» What to work on
Reproduce each line bearing the word "対前年同月比".

[Dataset entries on figures]
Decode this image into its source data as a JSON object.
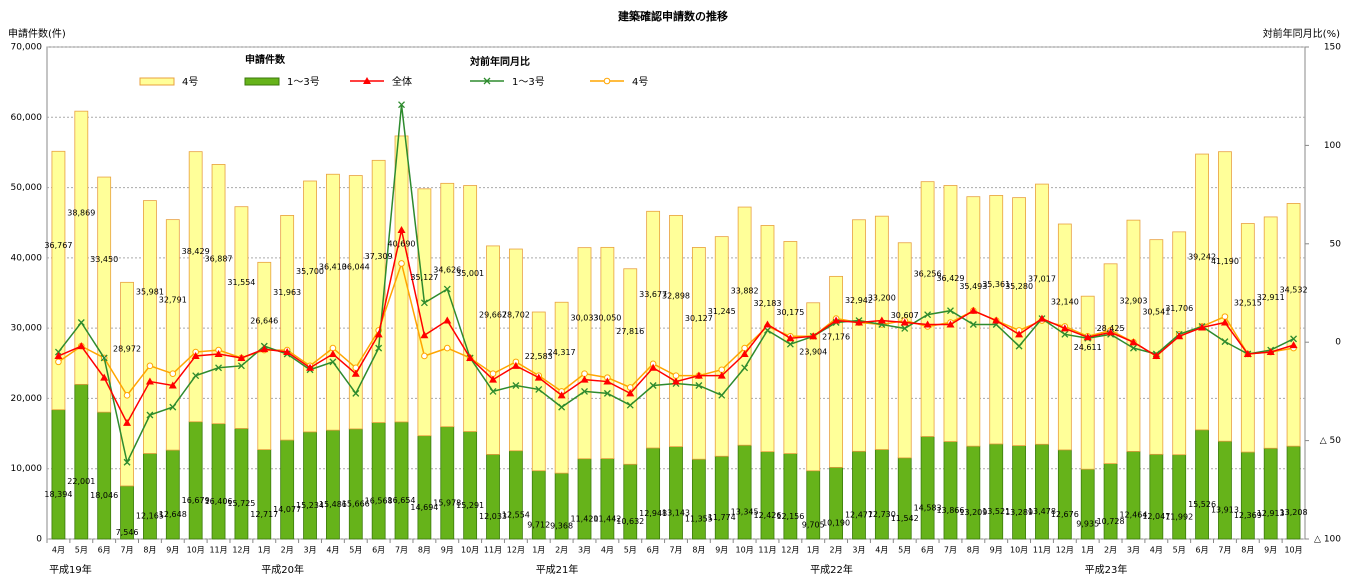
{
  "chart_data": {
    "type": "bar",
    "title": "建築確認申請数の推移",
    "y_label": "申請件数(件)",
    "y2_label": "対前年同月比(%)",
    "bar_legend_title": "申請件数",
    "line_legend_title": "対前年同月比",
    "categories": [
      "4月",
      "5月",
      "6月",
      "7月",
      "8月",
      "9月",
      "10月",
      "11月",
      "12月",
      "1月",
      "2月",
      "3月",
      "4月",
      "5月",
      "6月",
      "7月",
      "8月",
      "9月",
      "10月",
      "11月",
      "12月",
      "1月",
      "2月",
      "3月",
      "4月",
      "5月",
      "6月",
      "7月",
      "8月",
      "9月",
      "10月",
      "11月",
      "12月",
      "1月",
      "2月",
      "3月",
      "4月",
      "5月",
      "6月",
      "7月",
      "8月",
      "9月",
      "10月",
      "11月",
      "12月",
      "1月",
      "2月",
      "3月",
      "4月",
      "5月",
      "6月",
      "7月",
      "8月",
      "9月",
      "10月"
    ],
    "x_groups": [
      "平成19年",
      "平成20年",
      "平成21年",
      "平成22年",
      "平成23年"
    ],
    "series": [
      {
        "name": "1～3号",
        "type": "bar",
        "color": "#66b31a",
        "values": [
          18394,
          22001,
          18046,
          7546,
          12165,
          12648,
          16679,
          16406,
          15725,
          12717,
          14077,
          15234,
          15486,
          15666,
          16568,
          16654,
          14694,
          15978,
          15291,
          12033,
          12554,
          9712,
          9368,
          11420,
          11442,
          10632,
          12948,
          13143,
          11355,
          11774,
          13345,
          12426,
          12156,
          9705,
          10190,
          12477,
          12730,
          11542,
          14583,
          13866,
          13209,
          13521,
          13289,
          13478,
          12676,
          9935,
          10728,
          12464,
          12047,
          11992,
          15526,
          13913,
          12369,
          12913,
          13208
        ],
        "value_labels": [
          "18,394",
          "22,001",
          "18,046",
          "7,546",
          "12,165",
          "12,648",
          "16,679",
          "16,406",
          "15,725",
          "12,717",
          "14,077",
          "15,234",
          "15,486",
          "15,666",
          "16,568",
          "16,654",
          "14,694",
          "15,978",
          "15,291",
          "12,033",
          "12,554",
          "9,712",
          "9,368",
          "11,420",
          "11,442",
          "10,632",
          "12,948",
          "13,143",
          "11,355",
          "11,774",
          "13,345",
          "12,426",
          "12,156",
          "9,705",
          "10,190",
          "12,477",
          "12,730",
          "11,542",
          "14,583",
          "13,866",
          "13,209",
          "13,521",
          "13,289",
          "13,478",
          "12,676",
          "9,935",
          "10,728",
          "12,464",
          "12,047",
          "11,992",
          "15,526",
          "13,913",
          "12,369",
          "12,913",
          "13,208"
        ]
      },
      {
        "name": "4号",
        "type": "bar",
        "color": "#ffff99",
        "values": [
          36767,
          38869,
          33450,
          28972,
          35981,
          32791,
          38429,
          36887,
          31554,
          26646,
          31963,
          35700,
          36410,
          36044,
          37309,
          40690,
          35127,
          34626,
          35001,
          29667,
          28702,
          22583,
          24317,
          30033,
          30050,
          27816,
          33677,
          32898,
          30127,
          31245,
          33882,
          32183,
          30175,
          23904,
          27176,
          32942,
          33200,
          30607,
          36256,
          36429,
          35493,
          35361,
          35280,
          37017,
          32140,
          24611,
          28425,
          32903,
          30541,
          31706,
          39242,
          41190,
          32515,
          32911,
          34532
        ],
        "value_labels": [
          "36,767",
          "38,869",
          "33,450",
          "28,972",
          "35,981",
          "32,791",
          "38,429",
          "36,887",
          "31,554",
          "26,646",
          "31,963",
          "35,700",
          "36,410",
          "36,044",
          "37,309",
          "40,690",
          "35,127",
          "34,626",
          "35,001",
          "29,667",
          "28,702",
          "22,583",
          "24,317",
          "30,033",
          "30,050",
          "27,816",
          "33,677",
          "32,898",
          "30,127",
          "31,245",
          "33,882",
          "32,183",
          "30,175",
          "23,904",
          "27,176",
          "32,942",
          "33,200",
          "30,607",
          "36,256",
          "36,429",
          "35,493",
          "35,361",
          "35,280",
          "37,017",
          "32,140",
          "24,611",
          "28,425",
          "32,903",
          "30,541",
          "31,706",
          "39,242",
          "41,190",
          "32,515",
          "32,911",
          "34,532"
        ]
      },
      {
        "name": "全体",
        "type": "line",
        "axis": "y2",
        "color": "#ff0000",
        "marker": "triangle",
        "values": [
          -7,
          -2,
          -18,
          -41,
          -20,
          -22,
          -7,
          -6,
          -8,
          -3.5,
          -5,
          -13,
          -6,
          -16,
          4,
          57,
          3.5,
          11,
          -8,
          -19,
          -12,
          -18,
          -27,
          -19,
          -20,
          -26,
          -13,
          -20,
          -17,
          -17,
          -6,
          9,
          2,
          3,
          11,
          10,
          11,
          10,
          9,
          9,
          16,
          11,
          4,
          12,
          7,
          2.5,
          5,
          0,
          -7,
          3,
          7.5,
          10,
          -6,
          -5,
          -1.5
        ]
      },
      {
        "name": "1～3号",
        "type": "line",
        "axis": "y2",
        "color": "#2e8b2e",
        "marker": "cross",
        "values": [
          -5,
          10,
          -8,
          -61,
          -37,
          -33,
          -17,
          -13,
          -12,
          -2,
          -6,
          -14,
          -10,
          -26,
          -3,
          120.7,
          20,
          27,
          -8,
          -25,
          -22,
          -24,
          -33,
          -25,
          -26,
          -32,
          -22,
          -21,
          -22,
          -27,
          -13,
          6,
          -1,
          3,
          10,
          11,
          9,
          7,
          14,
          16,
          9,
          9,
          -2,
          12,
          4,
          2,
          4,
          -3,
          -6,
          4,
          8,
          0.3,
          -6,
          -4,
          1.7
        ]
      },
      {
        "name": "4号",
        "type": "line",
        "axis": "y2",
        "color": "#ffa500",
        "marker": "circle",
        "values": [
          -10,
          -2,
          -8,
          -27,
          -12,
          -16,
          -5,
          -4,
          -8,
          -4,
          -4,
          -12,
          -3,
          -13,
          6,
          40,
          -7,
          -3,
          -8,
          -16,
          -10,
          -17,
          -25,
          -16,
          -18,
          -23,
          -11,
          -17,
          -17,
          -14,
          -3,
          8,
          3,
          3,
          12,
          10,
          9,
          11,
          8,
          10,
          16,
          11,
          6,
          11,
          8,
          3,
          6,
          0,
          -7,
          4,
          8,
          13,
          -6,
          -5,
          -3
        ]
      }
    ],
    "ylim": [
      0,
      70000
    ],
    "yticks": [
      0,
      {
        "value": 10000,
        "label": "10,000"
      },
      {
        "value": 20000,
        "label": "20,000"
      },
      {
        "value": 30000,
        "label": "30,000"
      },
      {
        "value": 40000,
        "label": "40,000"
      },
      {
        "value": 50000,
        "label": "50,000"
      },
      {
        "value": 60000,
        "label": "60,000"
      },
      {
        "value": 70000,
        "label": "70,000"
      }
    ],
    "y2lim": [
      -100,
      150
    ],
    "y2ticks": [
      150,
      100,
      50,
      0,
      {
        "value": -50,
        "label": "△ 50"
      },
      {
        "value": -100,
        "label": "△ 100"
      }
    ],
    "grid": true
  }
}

» Completed exercise
    "y2_label": "対前年同月比(%)",
    "line_legend_title": "対前年同月比",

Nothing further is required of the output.